§ **What is needed**
Out of the lines below, please list those that hold the string "title".

-- Begin Information provided --

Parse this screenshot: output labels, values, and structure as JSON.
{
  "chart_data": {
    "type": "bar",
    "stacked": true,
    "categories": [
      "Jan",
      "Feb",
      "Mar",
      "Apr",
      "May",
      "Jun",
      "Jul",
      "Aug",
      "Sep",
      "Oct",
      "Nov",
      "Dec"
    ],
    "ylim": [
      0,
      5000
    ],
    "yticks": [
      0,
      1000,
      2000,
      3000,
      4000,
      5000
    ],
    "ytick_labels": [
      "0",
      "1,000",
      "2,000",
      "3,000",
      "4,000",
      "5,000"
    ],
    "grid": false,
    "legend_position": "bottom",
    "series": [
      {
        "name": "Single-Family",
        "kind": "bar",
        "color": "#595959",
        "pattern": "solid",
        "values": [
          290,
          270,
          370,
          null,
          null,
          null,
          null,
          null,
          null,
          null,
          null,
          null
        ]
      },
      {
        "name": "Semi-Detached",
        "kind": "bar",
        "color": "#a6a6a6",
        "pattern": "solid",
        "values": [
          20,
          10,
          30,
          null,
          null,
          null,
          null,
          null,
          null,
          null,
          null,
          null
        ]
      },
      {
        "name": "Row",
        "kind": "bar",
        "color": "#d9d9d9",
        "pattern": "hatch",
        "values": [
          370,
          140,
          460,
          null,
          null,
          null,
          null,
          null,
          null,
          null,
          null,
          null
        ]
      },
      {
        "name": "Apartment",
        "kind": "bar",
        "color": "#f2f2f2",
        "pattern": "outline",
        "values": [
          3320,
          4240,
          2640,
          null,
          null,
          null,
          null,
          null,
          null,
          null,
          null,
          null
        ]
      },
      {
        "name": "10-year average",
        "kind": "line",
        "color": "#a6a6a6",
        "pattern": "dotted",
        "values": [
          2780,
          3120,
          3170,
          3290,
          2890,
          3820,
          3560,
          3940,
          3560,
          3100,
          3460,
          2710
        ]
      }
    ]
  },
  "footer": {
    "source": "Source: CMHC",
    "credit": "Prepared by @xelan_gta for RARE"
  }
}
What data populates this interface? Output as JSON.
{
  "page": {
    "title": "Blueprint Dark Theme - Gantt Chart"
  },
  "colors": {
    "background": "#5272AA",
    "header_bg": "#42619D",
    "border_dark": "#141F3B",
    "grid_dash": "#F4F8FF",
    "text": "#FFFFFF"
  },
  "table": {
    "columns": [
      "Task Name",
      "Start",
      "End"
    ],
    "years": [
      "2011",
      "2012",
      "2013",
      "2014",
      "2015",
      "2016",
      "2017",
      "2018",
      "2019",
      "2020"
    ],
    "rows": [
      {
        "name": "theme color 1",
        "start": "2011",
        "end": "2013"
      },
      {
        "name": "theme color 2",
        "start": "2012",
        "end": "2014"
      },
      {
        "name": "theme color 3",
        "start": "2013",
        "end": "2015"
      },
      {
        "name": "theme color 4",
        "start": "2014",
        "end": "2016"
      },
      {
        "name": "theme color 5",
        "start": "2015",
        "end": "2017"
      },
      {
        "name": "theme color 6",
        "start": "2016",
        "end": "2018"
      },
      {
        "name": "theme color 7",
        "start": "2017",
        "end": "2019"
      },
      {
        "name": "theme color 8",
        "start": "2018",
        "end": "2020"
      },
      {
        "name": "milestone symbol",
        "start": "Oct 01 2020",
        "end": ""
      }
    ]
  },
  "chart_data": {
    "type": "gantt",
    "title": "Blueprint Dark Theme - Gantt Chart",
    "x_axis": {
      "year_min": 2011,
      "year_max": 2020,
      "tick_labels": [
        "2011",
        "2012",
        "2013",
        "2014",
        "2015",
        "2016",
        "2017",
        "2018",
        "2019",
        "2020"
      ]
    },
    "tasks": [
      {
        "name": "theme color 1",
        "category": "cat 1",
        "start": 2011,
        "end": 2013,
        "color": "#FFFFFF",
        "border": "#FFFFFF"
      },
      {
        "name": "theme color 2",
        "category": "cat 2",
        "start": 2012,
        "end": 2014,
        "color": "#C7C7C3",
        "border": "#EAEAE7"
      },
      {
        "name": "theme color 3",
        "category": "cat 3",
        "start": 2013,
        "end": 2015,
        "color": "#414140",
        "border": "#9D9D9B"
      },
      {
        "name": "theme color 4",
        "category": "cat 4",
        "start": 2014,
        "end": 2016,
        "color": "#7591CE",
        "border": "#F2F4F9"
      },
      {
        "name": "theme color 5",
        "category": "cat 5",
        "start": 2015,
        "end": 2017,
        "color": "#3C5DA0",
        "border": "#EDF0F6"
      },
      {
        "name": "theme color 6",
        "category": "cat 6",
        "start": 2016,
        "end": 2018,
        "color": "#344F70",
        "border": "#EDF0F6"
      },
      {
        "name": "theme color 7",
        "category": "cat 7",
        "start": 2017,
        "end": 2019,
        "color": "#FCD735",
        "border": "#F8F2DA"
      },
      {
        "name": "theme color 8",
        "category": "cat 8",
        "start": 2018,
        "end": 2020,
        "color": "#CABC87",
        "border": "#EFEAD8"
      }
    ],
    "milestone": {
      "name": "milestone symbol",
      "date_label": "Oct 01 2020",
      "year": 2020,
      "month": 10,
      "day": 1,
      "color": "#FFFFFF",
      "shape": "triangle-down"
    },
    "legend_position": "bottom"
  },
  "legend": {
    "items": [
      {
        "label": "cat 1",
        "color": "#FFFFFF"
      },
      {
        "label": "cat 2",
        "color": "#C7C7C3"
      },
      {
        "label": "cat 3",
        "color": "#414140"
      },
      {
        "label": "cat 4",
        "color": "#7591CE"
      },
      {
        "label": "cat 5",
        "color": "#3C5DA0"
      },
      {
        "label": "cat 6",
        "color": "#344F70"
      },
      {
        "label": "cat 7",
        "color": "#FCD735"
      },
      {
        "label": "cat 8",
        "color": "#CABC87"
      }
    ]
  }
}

-- End Information provided --

§ **Exercise result**
    "title": "Blueprint Dark Theme - Gantt Chart"
    "title": "Blueprint Dark Theme - Gantt Chart",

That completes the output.